* **INFORMATION SHOWN**
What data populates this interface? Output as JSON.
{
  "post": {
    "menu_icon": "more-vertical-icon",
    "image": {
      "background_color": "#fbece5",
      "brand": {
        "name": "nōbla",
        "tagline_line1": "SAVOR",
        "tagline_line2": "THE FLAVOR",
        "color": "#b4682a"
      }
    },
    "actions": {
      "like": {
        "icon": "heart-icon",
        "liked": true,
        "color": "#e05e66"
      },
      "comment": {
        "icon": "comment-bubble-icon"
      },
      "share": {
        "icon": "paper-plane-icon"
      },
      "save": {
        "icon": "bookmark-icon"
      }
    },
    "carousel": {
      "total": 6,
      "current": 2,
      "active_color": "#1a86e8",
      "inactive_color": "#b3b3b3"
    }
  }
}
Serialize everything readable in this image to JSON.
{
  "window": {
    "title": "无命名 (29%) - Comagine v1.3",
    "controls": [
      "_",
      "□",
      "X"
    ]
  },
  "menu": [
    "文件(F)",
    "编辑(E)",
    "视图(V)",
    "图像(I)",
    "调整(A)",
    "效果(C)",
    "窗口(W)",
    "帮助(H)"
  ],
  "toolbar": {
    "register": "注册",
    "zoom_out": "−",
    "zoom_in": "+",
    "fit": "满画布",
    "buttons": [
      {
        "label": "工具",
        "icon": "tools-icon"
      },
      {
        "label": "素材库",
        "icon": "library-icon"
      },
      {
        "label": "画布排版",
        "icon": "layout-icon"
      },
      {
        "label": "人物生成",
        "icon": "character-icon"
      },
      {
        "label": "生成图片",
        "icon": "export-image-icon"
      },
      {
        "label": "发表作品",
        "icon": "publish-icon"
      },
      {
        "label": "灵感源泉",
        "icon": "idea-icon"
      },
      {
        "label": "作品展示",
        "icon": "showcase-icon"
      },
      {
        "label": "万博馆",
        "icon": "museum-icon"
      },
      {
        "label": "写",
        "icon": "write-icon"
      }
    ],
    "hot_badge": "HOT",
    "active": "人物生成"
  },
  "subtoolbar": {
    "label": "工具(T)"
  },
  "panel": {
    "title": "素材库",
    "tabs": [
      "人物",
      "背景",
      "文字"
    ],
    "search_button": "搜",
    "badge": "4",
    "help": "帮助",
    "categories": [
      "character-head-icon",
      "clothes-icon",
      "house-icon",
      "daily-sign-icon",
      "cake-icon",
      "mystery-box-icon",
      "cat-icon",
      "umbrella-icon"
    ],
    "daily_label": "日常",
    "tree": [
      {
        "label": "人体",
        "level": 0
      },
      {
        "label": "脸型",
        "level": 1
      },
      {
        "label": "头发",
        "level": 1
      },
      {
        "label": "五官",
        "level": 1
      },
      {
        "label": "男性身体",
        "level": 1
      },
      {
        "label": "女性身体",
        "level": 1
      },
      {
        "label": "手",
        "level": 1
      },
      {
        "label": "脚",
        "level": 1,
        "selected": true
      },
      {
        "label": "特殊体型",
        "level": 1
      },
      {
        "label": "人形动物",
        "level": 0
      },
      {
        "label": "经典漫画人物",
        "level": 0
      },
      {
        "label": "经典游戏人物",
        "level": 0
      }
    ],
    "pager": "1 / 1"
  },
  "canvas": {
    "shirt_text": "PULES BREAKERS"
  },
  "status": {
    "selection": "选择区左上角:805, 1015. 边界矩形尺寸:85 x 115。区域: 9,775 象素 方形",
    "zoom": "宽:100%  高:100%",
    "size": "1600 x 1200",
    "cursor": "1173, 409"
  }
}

* **YOUR GOAL**
Look through the records above and report how many lines hold the word "image", giving only the number.

* **EXERCISE OUTPUT**
3